● **EXERCISE REQUIREMENTS**:
Copy out each line below that has the word "Read" in it.
========================
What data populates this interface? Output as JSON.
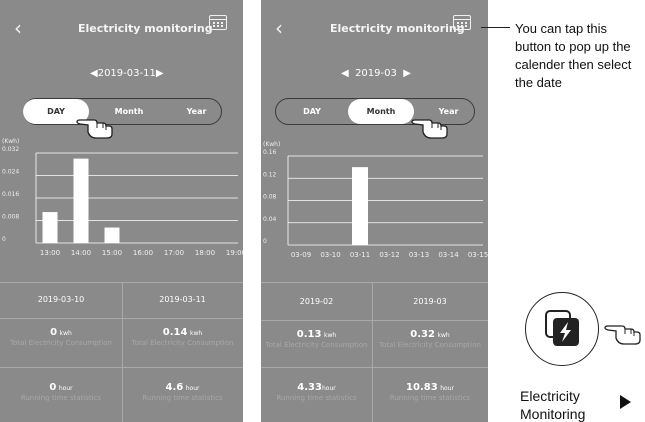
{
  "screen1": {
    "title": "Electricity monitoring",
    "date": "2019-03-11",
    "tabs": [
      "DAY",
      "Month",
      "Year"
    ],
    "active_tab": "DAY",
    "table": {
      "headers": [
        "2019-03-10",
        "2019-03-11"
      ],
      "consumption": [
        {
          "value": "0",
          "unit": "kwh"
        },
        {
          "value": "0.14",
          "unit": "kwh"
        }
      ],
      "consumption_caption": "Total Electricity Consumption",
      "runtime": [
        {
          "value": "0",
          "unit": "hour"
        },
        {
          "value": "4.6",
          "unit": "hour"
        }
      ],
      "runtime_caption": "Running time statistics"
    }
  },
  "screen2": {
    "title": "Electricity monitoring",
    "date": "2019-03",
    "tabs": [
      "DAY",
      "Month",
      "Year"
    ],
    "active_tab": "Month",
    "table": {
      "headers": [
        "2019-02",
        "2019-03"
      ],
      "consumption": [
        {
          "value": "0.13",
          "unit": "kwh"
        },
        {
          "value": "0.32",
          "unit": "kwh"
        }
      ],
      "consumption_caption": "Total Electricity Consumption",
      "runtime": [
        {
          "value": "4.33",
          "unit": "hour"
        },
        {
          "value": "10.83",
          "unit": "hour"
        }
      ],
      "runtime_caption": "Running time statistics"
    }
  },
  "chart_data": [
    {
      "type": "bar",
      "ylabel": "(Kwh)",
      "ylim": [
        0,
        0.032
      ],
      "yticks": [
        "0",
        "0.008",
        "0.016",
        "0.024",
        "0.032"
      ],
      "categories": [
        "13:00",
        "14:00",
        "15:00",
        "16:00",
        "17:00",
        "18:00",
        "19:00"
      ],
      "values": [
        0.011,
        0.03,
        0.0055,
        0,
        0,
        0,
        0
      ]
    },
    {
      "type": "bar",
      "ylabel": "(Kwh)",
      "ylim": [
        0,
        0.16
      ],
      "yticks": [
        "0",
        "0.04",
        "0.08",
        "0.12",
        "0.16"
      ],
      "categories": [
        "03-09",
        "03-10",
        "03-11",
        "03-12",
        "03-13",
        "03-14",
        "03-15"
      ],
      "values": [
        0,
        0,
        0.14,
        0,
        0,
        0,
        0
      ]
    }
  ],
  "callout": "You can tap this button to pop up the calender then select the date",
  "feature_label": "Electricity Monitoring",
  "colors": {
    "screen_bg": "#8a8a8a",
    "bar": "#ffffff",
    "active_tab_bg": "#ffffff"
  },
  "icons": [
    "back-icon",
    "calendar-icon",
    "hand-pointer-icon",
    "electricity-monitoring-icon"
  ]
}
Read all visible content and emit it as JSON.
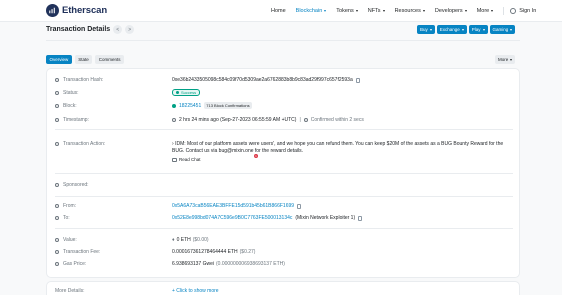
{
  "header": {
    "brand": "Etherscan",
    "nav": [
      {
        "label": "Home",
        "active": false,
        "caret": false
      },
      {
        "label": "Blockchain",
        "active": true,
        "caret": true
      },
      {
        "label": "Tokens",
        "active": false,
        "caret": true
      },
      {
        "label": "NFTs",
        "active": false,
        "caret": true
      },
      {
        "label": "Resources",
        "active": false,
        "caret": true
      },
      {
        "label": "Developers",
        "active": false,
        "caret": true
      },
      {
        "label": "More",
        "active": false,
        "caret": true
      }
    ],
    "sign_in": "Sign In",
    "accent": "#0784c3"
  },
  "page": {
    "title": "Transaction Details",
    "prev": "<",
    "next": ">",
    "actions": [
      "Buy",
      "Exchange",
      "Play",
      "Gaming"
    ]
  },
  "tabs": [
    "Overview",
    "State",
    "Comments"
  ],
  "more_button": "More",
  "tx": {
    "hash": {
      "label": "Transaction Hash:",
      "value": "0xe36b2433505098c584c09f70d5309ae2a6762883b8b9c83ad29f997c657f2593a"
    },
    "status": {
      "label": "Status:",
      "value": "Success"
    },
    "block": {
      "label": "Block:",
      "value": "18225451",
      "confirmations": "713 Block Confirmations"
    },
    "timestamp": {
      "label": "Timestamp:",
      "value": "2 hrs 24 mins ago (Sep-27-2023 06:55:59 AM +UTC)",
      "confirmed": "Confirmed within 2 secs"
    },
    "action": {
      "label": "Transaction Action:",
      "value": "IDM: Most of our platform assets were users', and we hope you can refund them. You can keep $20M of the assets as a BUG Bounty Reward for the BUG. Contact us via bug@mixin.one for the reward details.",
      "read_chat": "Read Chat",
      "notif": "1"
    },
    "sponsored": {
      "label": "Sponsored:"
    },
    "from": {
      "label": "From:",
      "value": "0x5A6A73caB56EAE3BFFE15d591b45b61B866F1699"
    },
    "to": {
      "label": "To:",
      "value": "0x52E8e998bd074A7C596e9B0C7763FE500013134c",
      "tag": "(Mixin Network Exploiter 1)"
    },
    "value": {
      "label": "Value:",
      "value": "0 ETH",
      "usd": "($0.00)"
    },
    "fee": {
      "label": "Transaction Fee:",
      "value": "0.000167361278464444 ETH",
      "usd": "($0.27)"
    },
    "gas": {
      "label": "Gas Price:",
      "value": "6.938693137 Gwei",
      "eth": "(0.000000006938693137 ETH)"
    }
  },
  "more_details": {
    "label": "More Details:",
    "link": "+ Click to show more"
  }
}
========================
● **OUTPUT OF THE EXERCISE**:
Read all visible content and emit it as JSON.
      "read_chat": "Read Chat",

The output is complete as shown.